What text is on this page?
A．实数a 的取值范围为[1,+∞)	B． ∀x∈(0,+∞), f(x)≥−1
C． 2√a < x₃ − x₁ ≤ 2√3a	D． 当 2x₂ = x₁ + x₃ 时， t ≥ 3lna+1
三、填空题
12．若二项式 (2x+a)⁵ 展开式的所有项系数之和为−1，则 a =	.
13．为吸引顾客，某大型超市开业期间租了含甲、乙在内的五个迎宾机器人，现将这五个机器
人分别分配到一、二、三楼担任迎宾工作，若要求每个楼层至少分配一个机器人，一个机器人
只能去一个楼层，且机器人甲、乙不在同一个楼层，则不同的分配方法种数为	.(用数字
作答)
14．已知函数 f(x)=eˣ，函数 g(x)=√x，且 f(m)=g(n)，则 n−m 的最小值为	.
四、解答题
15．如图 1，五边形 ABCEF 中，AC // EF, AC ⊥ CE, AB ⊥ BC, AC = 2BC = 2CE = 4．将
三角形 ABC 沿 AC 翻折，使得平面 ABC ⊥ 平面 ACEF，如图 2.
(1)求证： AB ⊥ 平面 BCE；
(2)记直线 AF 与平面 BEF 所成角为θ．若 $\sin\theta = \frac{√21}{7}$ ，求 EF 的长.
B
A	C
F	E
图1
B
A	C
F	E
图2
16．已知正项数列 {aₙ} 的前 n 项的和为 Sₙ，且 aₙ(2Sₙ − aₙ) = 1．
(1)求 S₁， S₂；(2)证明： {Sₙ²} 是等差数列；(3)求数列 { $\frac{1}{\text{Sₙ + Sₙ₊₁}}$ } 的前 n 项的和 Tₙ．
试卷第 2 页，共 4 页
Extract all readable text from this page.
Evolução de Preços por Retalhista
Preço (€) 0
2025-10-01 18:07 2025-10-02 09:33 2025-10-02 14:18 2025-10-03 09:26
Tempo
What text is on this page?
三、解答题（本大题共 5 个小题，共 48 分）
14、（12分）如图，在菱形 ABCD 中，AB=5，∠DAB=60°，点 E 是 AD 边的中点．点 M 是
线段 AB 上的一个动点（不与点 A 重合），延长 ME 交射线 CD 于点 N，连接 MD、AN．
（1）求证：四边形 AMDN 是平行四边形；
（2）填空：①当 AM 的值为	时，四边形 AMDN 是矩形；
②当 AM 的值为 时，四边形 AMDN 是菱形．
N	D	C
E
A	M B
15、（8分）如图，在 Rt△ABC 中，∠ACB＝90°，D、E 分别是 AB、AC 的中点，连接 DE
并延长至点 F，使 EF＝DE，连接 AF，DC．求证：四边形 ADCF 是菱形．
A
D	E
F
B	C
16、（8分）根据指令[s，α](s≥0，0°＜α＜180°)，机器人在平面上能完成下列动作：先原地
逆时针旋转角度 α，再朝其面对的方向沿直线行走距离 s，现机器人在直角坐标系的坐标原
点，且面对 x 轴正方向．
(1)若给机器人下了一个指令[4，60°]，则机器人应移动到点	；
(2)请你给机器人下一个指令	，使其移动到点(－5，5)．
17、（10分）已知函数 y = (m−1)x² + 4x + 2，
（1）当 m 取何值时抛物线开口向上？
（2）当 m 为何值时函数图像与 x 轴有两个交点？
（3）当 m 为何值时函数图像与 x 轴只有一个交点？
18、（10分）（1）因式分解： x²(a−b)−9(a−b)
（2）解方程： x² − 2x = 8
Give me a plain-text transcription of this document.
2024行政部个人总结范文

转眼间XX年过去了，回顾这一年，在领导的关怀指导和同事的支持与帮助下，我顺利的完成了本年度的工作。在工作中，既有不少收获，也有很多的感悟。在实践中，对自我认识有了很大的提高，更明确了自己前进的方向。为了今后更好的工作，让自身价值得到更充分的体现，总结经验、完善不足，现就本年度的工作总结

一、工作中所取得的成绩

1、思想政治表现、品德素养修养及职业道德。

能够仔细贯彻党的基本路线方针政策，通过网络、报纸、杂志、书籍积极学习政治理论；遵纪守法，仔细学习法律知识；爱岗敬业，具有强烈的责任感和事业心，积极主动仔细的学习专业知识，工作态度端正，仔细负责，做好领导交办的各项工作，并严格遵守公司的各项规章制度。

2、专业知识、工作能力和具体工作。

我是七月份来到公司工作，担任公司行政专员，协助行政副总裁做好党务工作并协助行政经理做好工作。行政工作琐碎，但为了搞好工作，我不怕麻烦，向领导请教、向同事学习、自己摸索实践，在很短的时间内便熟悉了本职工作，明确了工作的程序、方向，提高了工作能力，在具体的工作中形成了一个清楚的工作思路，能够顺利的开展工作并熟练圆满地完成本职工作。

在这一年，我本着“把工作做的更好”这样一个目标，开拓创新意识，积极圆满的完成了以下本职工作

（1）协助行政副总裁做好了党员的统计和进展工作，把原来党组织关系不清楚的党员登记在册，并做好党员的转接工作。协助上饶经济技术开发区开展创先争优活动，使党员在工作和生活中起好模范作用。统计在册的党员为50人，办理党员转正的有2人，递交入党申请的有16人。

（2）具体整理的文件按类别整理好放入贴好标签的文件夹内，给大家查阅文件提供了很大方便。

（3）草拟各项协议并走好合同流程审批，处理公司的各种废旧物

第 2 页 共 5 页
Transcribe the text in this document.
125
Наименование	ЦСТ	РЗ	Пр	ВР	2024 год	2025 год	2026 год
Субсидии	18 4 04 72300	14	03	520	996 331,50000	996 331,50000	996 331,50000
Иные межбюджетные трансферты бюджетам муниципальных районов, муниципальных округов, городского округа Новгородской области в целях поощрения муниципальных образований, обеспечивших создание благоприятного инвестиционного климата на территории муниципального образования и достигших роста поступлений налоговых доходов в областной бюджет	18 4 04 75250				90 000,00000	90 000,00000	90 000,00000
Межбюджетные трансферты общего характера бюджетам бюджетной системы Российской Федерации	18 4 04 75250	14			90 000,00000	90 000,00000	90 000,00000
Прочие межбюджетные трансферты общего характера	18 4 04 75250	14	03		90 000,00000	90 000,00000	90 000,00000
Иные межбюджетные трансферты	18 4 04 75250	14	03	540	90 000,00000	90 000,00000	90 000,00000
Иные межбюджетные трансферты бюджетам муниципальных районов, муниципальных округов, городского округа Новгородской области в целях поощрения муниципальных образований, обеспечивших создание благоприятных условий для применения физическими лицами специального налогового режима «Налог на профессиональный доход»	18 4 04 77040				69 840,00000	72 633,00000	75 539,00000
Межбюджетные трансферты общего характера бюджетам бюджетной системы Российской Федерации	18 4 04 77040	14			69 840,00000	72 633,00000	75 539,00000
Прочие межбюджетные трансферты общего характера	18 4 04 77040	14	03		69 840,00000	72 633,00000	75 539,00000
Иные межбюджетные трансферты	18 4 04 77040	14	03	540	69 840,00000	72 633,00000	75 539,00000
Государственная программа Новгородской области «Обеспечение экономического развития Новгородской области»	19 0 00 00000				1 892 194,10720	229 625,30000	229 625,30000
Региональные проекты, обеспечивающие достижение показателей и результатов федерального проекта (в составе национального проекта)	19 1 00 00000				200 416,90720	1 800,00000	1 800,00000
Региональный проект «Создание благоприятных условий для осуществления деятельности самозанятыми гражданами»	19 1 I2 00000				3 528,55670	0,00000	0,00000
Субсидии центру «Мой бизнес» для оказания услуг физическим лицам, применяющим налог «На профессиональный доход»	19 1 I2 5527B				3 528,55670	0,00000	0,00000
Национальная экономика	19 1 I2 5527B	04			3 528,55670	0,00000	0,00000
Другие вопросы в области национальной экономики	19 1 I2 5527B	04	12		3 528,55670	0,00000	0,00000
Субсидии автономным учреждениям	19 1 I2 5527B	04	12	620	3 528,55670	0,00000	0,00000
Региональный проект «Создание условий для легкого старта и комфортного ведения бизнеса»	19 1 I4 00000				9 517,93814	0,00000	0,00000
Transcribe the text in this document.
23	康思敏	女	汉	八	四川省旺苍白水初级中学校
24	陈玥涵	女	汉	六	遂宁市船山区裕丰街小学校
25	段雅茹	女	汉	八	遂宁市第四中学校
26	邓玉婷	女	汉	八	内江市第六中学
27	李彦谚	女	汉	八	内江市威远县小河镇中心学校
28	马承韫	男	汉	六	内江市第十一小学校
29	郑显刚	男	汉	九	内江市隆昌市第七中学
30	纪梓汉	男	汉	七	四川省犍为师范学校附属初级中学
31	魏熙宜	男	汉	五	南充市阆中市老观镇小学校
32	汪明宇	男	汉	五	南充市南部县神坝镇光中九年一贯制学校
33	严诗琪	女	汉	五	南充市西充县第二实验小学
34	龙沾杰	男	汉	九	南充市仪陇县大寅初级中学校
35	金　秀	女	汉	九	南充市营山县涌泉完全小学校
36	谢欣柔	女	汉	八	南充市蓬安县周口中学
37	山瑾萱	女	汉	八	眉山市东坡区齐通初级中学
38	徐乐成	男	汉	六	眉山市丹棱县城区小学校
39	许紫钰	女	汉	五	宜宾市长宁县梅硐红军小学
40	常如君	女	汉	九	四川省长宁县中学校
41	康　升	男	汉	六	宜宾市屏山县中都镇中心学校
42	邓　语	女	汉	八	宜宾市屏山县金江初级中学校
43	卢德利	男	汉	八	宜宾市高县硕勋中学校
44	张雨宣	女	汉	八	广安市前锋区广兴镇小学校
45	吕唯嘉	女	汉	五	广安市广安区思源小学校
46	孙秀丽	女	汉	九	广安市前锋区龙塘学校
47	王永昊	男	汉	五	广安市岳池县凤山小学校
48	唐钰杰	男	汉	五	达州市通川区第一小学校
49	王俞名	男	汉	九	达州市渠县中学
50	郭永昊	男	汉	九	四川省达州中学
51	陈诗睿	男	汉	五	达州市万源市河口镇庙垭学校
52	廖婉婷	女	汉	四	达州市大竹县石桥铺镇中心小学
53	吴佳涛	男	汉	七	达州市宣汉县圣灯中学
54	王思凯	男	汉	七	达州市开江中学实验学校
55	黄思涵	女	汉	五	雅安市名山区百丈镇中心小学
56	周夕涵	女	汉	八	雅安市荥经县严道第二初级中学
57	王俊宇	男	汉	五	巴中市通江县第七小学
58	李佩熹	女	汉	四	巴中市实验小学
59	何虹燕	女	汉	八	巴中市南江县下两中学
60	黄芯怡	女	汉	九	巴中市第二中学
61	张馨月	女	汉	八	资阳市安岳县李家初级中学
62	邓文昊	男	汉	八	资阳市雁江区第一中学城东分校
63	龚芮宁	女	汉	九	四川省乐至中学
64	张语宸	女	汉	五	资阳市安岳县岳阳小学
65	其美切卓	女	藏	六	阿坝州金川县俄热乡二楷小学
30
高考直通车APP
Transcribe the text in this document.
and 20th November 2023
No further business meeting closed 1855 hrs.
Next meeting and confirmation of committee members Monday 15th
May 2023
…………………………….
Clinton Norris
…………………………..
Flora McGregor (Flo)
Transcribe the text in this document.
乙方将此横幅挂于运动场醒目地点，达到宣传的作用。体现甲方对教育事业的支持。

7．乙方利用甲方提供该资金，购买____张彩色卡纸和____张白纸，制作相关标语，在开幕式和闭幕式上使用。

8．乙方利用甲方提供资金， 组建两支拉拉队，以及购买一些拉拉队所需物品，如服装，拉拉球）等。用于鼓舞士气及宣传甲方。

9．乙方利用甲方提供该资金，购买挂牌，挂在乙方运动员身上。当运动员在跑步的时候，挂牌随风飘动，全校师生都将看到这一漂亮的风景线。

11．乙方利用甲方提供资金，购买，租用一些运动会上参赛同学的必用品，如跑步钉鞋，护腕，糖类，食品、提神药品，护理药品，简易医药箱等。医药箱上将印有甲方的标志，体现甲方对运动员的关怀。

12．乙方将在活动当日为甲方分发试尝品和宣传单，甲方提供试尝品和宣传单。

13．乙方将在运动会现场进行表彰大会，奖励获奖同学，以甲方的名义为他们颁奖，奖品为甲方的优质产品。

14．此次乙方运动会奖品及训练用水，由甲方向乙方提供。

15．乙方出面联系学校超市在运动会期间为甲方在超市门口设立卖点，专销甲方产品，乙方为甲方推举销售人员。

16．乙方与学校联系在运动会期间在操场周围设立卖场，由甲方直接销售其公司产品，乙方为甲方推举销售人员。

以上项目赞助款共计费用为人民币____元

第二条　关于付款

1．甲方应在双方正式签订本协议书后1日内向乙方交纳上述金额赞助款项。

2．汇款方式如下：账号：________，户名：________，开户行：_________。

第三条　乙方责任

### EXERCISE
Each line that contains the string "Субсидии" counts once; say how many there are and nothing else.

### WRITTEN SOLUTION
3